[Records that describe figures]
───

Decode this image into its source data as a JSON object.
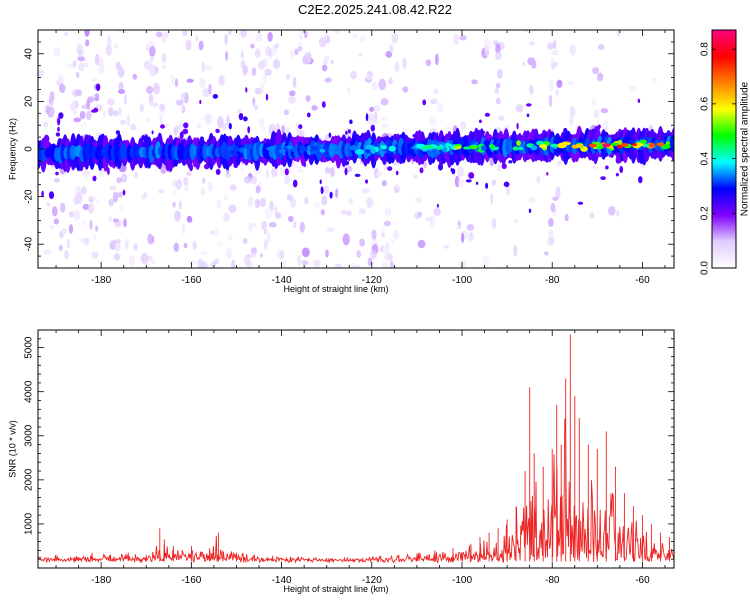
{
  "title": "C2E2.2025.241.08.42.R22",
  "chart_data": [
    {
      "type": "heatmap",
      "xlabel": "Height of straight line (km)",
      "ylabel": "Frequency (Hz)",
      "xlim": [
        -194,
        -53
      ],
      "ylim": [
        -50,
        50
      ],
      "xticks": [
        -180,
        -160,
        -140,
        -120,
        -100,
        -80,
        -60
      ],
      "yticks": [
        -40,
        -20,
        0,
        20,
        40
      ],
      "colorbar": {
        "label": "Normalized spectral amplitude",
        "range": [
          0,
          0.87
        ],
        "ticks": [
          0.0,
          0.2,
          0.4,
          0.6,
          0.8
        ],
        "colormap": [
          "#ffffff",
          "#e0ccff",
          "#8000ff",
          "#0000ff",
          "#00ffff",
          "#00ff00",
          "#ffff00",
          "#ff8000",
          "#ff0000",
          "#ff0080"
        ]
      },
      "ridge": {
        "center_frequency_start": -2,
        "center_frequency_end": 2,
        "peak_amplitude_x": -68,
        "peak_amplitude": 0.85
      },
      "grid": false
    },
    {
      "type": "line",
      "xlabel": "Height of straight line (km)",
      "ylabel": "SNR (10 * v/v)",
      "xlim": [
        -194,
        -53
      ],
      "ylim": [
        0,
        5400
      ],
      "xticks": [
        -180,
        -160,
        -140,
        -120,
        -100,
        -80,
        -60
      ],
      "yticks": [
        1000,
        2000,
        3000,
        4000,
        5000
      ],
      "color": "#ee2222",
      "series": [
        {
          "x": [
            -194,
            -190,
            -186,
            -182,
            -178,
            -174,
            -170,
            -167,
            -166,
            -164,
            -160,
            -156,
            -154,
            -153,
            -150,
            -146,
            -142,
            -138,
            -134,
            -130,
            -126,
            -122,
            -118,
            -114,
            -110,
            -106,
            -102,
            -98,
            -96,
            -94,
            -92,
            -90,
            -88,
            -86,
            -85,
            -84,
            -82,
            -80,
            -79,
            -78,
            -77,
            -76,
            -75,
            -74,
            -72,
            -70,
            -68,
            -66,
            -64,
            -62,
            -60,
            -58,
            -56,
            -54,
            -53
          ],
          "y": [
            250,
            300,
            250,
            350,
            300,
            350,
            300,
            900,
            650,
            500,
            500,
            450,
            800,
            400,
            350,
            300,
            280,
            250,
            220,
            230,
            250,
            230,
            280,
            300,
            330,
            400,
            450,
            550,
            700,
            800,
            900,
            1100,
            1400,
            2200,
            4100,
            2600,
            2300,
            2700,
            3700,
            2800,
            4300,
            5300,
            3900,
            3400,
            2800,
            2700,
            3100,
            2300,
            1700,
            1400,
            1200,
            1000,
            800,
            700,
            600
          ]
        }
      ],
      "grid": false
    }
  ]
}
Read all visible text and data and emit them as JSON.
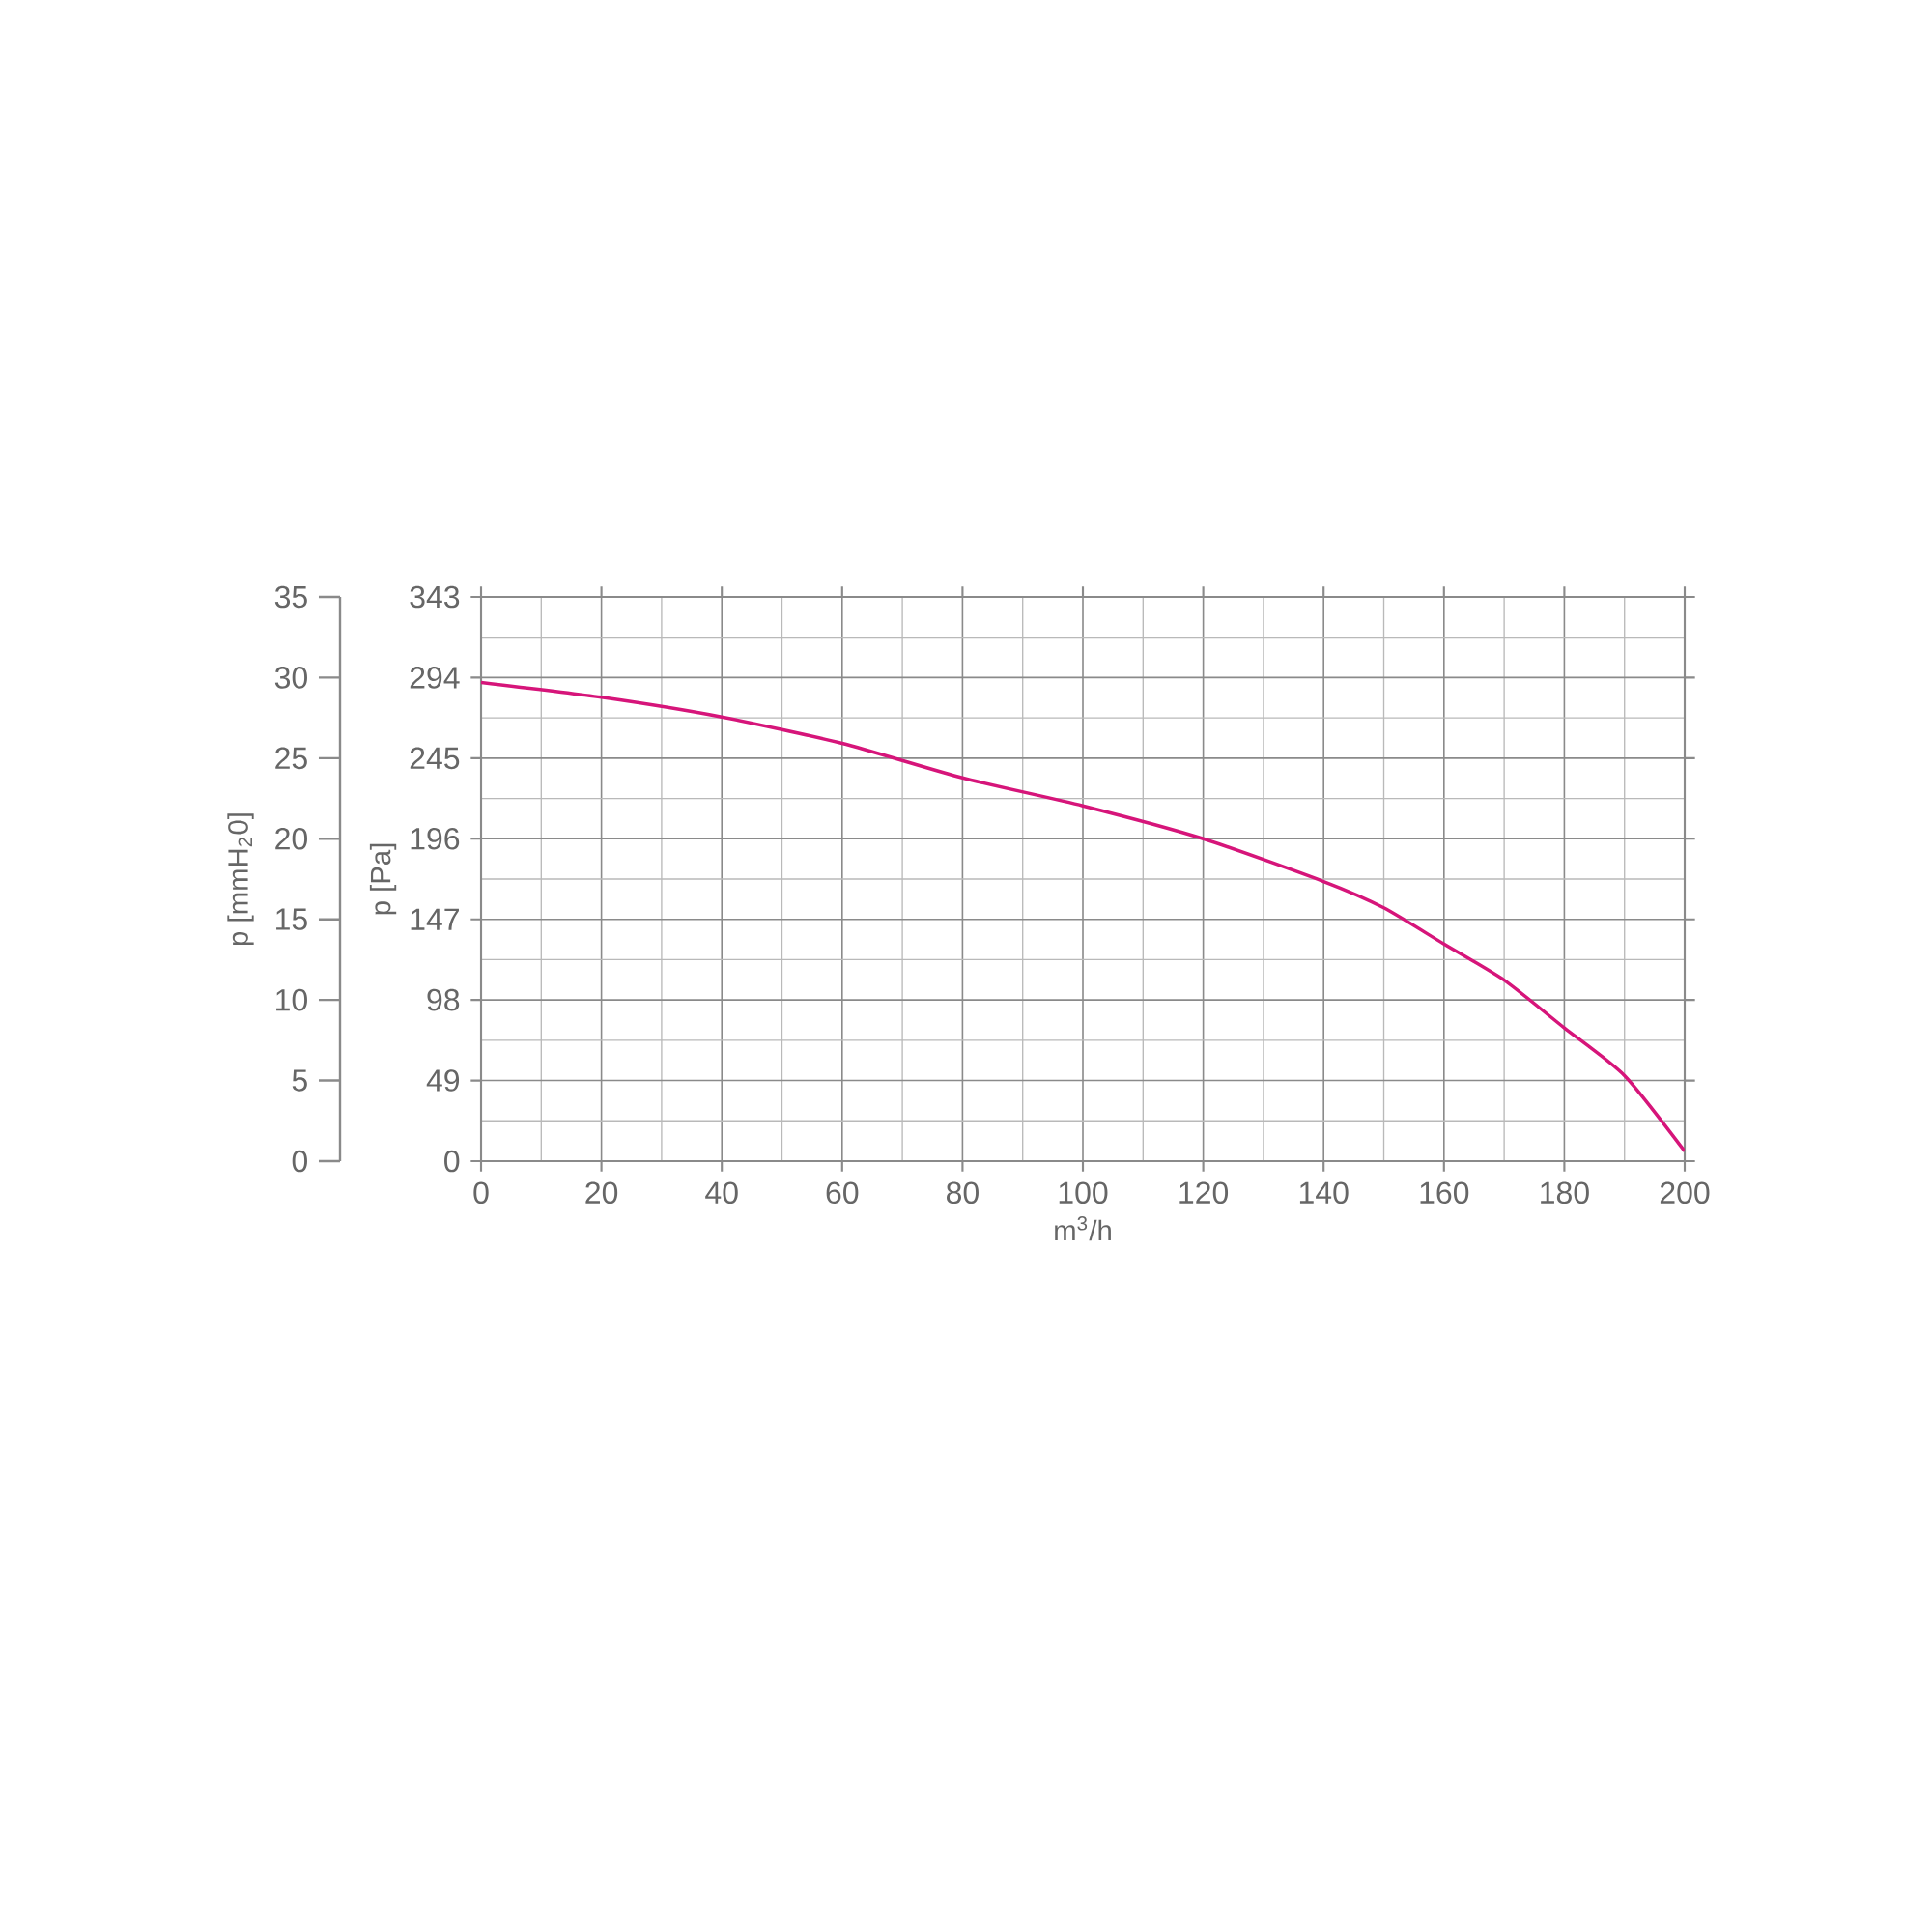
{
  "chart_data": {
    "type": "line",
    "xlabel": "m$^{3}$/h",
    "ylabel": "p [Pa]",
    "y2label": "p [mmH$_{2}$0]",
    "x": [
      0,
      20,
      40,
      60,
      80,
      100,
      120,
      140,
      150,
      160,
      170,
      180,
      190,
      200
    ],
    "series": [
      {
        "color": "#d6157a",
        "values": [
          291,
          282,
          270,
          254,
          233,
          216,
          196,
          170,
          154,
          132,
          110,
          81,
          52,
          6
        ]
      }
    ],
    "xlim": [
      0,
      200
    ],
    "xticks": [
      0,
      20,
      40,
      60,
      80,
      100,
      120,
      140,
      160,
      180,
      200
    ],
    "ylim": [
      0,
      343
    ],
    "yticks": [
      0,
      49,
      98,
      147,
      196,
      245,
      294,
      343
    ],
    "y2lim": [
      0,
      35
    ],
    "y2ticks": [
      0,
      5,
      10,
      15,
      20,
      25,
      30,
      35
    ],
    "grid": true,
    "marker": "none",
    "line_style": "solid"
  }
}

───

Produce an exact copy of each line of data, skipping embedded images.

_Result below_
Decode this image into its source data as a JSON object.
{
  "title": "C2E2.2025.241.08.42.R22",
  "chart_data": [
    {
      "type": "heatmap",
      "xlabel": "Height of straight line (km)",
      "ylabel": "Frequency (Hz)",
      "xlim": [
        -194,
        -53
      ],
      "ylim": [
        -50,
        50
      ],
      "xticks": [
        -180,
        -160,
        -140,
        -120,
        -100,
        -80,
        -60
      ],
      "yticks": [
        -40,
        -20,
        0,
        20,
        40
      ],
      "colorbar": {
        "label": "Normalized spectral amplitude",
        "range": [
          0,
          0.87
        ],
        "ticks": [
          0.0,
          0.2,
          0.4,
          0.6,
          0.8
        ],
        "colormap": [
          "#ffffff",
          "#e0ccff",
          "#8000ff",
          "#0000ff",
          "#00ffff",
          "#00ff00",
          "#ffff00",
          "#ff8000",
          "#ff0000",
          "#ff0080"
        ]
      },
      "ridge": {
        "center_frequency_start": -2,
        "center_frequency_end": 2,
        "peak_amplitude_x": -68,
        "peak_amplitude": 0.85
      },
      "grid": false
    },
    {
      "type": "line",
      "xlabel": "Height of straight line (km)",
      "ylabel": "SNR (10 * v/v)",
      "xlim": [
        -194,
        -53
      ],
      "ylim": [
        0,
        5400
      ],
      "xticks": [
        -180,
        -160,
        -140,
        -120,
        -100,
        -80,
        -60
      ],
      "yticks": [
        1000,
        2000,
        3000,
        4000,
        5000
      ],
      "color": "#ee2222",
      "series": [
        {
          "x": [
            -194,
            -190,
            -186,
            -182,
            -178,
            -174,
            -170,
            -167,
            -166,
            -164,
            -160,
            -156,
            -154,
            -153,
            -150,
            -146,
            -142,
            -138,
            -134,
            -130,
            -126,
            -122,
            -118,
            -114,
            -110,
            -106,
            -102,
            -98,
            -96,
            -94,
            -92,
            -90,
            -88,
            -86,
            -85,
            -84,
            -82,
            -80,
            -79,
            -78,
            -77,
            -76,
            -75,
            -74,
            -72,
            -70,
            -68,
            -66,
            -64,
            -62,
            -60,
            -58,
            -56,
            -54,
            -53
          ],
          "y": [
            250,
            300,
            250,
            350,
            300,
            350,
            300,
            900,
            650,
            500,
            500,
            450,
            800,
            400,
            350,
            300,
            280,
            250,
            220,
            230,
            250,
            230,
            280,
            300,
            330,
            400,
            450,
            550,
            700,
            800,
            900,
            1100,
            1400,
            2200,
            4100,
            2600,
            2300,
            2700,
            3700,
            2800,
            4300,
            5300,
            3900,
            3400,
            2800,
            2700,
            3100,
            2300,
            1700,
            1400,
            1200,
            1000,
            800,
            700,
            600
          ]
        }
      ],
      "grid": false
    }
  ]
}
Read all visible text and data and emit them as JSON.
{
  "chart_data": {
    "type": "line",
    "xlabel": "m$^{3}$/h",
    "ylabel": "p [Pa]",
    "y2label": "p [mmH$_{2}$0]",
    "x": [
      0,
      20,
      40,
      60,
      80,
      100,
      120,
      140,
      150,
      160,
      170,
      180,
      190,
      200
    ],
    "series": [
      {
        "color": "#d6157a",
        "values": [
          291,
          282,
          270,
          254,
          233,
          216,
          196,
          170,
          154,
          132,
          110,
          81,
          52,
          6
        ]
      }
    ],
    "xlim": [
      0,
      200
    ],
    "xticks": [
      0,
      20,
      40,
      60,
      80,
      100,
      120,
      140,
      160,
      180,
      200
    ],
    "ylim": [
      0,
      343
    ],
    "yticks": [
      0,
      49,
      98,
      147,
      196,
      245,
      294,
      343
    ],
    "y2lim": [
      0,
      35
    ],
    "y2ticks": [
      0,
      5,
      10,
      15,
      20,
      25,
      30,
      35
    ],
    "grid": true,
    "marker": "none",
    "line_style": "solid"
  }
}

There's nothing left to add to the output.